In the passage on running sMap, translate this sentence into Spanish: "The -t tells sMap to use this tree file, the -d informs it of the data file to use, -o specifies the prefix to use for output files, and -n tells it to simulate 1000 mappings."

> _GIVEN TEXT_:
┌────────

Let's begin by simply estimating the rate parameters of an all-rates-different (ARD) model for eac of the two traits.
ML analysis of the flower morphology trait
Create a directory called flower inside your smlab directory:
cd ~/smlab mkdir flower
Now run sMap as follows:
sMap -t Pontederiaceae.tre -d Pontederiaceae_flower.txt -o flower/mlard -n 1000
The -t tells sMap to use this tree file, the -d informs it of the data file to use, -o specifies the prefix to use for output files, and -n tells it to simulate 1000 mappings. After the rather interesting display shown while optimizing the likelihood, you will see a table of maximum likelihood estimates of rates.
- What two states never seem to transition to each other?
- This is an ARD model, but do you think a SYM model would suffice? Why?
Make a copy of the model choice statistics (AIC, AICc, BIC) and perform the same analysis with an SYM model:
sMap -t Pontederiaceae.tre -d Pontederiaceae_flower.txt -o flower/mlsym -i flower_models/Pontederiaceae_flower.model.ML.SYM.nex -n 1000
- Was your expectation correct? Is SYM the better model?
- One pathology associated with overparameterized models is that MLEs of parameters end up at extremes, such as 0 or infinity. Are any parameters equal to 0 or infinity in the ARD and SYM models?

└────────

> _DATA SHOWN_:
┌────────

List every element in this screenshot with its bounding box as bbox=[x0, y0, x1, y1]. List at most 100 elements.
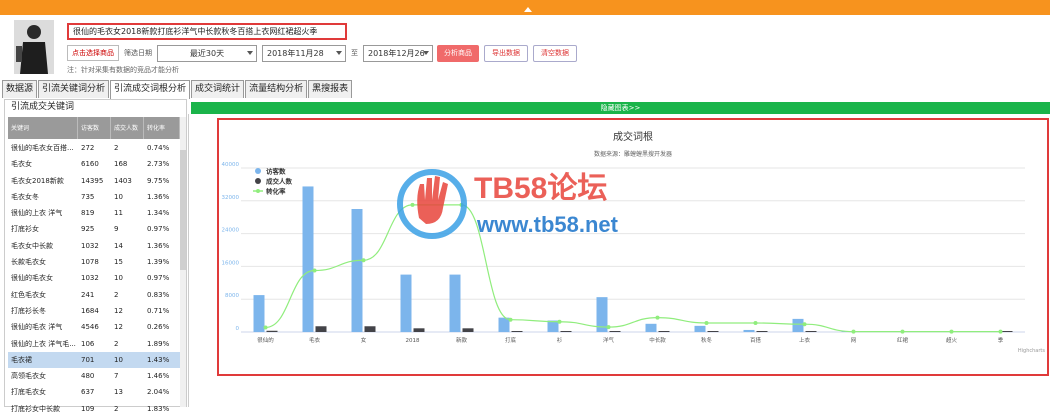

└────────

> _EXERCISE OUTPUT_:
La opción -t le indica a sMap que use este archivo de árbol, la -d le informa del archivo de datos que debe usar, -o especifica el prefijo que se usará para los archivos de salida y -n le indica que simule 1000 mapeos.